Required task: Repeat every record below exactly as written.

(Figure record listings)
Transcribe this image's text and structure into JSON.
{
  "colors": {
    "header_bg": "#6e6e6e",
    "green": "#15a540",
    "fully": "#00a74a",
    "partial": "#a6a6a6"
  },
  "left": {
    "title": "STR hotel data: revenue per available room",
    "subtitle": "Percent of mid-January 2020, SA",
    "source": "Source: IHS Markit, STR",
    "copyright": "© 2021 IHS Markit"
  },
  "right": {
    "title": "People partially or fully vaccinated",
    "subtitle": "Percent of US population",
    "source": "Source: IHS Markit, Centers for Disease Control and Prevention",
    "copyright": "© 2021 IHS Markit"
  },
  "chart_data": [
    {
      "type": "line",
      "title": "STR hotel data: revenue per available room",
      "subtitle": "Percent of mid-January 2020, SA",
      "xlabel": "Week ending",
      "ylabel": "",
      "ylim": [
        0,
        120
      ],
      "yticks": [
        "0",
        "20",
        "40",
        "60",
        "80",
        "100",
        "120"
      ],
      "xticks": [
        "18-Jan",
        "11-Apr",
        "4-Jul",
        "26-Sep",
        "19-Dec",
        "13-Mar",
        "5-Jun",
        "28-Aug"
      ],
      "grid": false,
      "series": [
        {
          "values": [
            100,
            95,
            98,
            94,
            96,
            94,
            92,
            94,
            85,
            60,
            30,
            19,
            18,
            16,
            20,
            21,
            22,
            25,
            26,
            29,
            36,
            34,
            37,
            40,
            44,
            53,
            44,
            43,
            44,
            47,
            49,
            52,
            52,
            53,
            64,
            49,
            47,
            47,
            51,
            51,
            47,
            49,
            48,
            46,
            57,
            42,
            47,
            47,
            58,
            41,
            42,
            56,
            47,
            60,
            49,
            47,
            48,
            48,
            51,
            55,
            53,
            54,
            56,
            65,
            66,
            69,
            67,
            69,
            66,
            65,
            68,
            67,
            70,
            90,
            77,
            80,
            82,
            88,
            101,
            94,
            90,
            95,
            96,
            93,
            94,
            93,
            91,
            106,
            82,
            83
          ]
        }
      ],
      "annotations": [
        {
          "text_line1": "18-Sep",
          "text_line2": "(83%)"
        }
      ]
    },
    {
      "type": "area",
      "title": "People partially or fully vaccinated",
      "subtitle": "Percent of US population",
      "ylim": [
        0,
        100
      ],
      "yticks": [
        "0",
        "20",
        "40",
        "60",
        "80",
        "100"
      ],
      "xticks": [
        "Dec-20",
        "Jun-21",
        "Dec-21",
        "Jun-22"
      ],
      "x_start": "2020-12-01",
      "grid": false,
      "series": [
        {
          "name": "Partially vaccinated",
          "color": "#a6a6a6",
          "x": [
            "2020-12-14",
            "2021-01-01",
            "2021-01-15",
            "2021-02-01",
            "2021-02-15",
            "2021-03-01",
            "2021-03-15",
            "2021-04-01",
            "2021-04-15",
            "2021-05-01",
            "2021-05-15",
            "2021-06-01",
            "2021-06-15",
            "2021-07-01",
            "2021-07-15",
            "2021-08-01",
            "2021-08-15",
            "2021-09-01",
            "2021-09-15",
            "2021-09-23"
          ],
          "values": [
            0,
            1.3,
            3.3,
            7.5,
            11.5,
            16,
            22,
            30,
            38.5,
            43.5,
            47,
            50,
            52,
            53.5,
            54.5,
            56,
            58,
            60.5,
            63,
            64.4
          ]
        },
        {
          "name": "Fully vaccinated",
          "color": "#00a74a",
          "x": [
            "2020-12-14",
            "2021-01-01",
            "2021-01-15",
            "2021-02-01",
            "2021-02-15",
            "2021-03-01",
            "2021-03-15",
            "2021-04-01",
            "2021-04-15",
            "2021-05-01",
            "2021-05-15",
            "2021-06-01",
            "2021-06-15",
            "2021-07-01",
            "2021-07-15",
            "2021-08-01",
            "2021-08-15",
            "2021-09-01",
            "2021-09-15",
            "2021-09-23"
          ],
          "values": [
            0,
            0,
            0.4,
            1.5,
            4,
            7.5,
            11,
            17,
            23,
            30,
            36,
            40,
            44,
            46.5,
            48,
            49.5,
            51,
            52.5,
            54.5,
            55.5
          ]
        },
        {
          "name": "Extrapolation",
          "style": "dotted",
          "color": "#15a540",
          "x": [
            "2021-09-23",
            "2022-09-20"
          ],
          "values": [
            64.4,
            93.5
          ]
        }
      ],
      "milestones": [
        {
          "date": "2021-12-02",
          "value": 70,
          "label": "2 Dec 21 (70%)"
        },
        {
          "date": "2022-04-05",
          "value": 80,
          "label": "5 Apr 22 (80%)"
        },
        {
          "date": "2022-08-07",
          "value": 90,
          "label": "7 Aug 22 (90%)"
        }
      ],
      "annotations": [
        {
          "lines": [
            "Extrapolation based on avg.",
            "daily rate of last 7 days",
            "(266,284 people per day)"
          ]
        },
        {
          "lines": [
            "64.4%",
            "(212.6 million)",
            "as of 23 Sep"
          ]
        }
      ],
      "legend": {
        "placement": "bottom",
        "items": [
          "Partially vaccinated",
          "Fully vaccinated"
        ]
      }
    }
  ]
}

Task response:
Transcribe this image's text and structure into JSON.
{
  "colors": {
    "header_bg": "#6e6e6e",
    "green": "#15a540",
    "fully": "#00a74a",
    "partial": "#a6a6a6"
  },
  "left": {
    "title": "STR hotel data: revenue per available room",
    "subtitle": "Percent of mid-January 2020, SA",
    "source": "Source: IHS Markit, STR",
    "copyright": "© 2021 IHS Markit"
  },
  "right": {
    "title": "People partially or fully vaccinated",
    "subtitle": "Percent of US population",
    "source": "Source: IHS Markit, Centers for Disease Control and Prevention",
    "copyright": "© 2021 IHS Markit"
  },
  "chart_data": [
    {
      "type": "line",
      "title": "STR hotel data: revenue per available room",
      "subtitle": "Percent of mid-January 2020, SA",
      "xlabel": "Week ending",
      "ylabel": "",
      "ylim": [
        0,
        120
      ],
      "yticks": [
        "0",
        "20",
        "40",
        "60",
        "80",
        "100",
        "120"
      ],
      "xticks": [
        "18-Jan",
        "11-Apr",
        "4-Jul",
        "26-Sep",
        "19-Dec",
        "13-Mar",
        "5-Jun",
        "28-Aug"
      ],
      "grid": false,
      "series": [
        {
          "values": [
            100,
            95,
            98,
            94,
            96,
            94,
            92,
            94,
            85,
            60,
            30,
            19,
            18,
            16,
            20,
            21,
            22,
            25,
            26,
            29,
            36,
            34,
            37,
            40,
            44,
            53,
            44,
            43,
            44,
            47,
            49,
            52,
            52,
            53,
            64,
            49,
            47,
            47,
            51,
            51,
            47,
            49,
            48,
            46,
            57,
            42,
            47,
            47,
            58,
            41,
            42,
            56,
            47,
            60,
            49,
            47,
            48,
            48,
            51,
            55,
            53,
            54,
            56,
            65,
            66,
            69,
            67,
            69,
            66,
            65,
            68,
            67,
            70,
            90,
            77,
            80,
            82,
            88,
            101,
            94,
            90,
            95,
            96,
            93,
            94,
            93,
            91,
            106,
            82,
            83
          ]
        }
      ],
      "annotations": [
        {
          "text_line1": "18-Sep",
          "text_line2": "(83%)"
        }
      ]
    },
    {
      "type": "area",
      "title": "People partially or fully vaccinated",
      "subtitle": "Percent of US population",
      "ylim": [
        0,
        100
      ],
      "yticks": [
        "0",
        "20",
        "40",
        "60",
        "80",
        "100"
      ],
      "xticks": [
        "Dec-20",
        "Jun-21",
        "Dec-21",
        "Jun-22"
      ],
      "x_start": "2020-12-01",
      "grid": false,
      "series": [
        {
          "name": "Partially vaccinated",
          "color": "#a6a6a6",
          "x": [
            "2020-12-14",
            "2021-01-01",
            "2021-01-15",
            "2021-02-01",
            "2021-02-15",
            "2021-03-01",
            "2021-03-15",
            "2021-04-01",
            "2021-04-15",
            "2021-05-01",
            "2021-05-15",
            "2021-06-01",
            "2021-06-15",
            "2021-07-01",
            "2021-07-15",
            "2021-08-01",
            "2021-08-15",
            "2021-09-01",
            "2021-09-15",
            "2021-09-23"
          ],
          "values": [
            0,
            1.3,
            3.3,
            7.5,
            11.5,
            16,
            22,
            30,
            38.5,
            43.5,
            47,
            50,
            52,
            53.5,
            54.5,
            56,
            58,
            60.5,
            63,
            64.4
          ]
        },
        {
          "name": "Fully vaccinated",
          "color": "#00a74a",
          "x": [
            "2020-12-14",
            "2021-01-01",
            "2021-01-15",
            "2021-02-01",
            "2021-02-15",
            "2021-03-01",
            "2021-03-15",
            "2021-04-01",
            "2021-04-15",
            "2021-05-01",
            "2021-05-15",
            "2021-06-01",
            "2021-06-15",
            "2021-07-01",
            "2021-07-15",
            "2021-08-01",
            "2021-08-15",
            "2021-09-01",
            "2021-09-15",
            "2021-09-23"
          ],
          "values": [
            0,
            0,
            0.4,
            1.5,
            4,
            7.5,
            11,
            17,
            23,
            30,
            36,
            40,
            44,
            46.5,
            48,
            49.5,
            51,
            52.5,
            54.5,
            55.5
          ]
        },
        {
          "name": "Extrapolation",
          "style": "dotted",
          "color": "#15a540",
          "x": [
            "2021-09-23",
            "2022-09-20"
          ],
          "values": [
            64.4,
            93.5
          ]
        }
      ],
      "milestones": [
        {
          "date": "2021-12-02",
          "value": 70,
          "label": "2 Dec 21 (70%)"
        },
        {
          "date": "2022-04-05",
          "value": 80,
          "label": "5 Apr 22 (80%)"
        },
        {
          "date": "2022-08-07",
          "value": 90,
          "label": "7 Aug 22 (90%)"
        }
      ],
      "annotations": [
        {
          "lines": [
            "Extrapolation based on avg.",
            "daily rate of last 7 days",
            "(266,284 people per day)"
          ]
        },
        {
          "lines": [
            "64.4%",
            "(212.6 million)",
            "as of 23 Sep"
          ]
        }
      ],
      "legend": {
        "placement": "bottom",
        "items": [
          "Partially vaccinated",
          "Fully vaccinated"
        ]
      }
    }
  ]
}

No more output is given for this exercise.